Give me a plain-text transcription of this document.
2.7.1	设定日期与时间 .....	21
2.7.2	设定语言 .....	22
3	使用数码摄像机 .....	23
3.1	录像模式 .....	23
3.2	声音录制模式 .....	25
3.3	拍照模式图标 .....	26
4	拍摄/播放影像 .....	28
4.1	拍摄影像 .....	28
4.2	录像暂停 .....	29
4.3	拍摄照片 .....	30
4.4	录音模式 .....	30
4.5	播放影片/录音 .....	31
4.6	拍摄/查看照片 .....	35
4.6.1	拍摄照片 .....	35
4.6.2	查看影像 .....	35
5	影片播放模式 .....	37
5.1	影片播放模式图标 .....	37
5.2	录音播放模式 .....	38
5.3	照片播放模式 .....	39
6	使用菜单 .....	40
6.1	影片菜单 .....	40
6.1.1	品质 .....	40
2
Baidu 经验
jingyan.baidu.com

.....

# AIM OF THE EXERCISE:
Output every entry shown above, exactly.

# RESULT:
Give me a plain-text transcription of this document.
2.7.1	设定日期与时间 .....	21
2.7.2	设定语言 .....	22
3	使用数码摄像机 .....	23
3.1	录像模式 .....	23
3.2	声音录制模式 .....	25
3.3	拍照模式图标 .....	26
4	拍摄/播放影像 .....	28
4.1	拍摄影像 .....	28
4.2	录像暂停 .....	29
4.3	拍摄照片 .....	30
4.4	录音模式 .....	30
4.5	播放影片/录音 .....	31
4.6	拍摄/查看照片 .....	35
4.6.1	拍摄照片 .....	35
4.6.2	查看影像 .....	35
5	影片播放模式 .....	37
5.1	影片播放模式图标 .....	37
5.2	录音播放模式 .....	38
5.3	照片播放模式 .....	39
6	使用菜单 .....	40
6.1	影片菜单 .....	40
6.1.1	品质 .....	40
2
Baidu 经验
jingyan.baidu.com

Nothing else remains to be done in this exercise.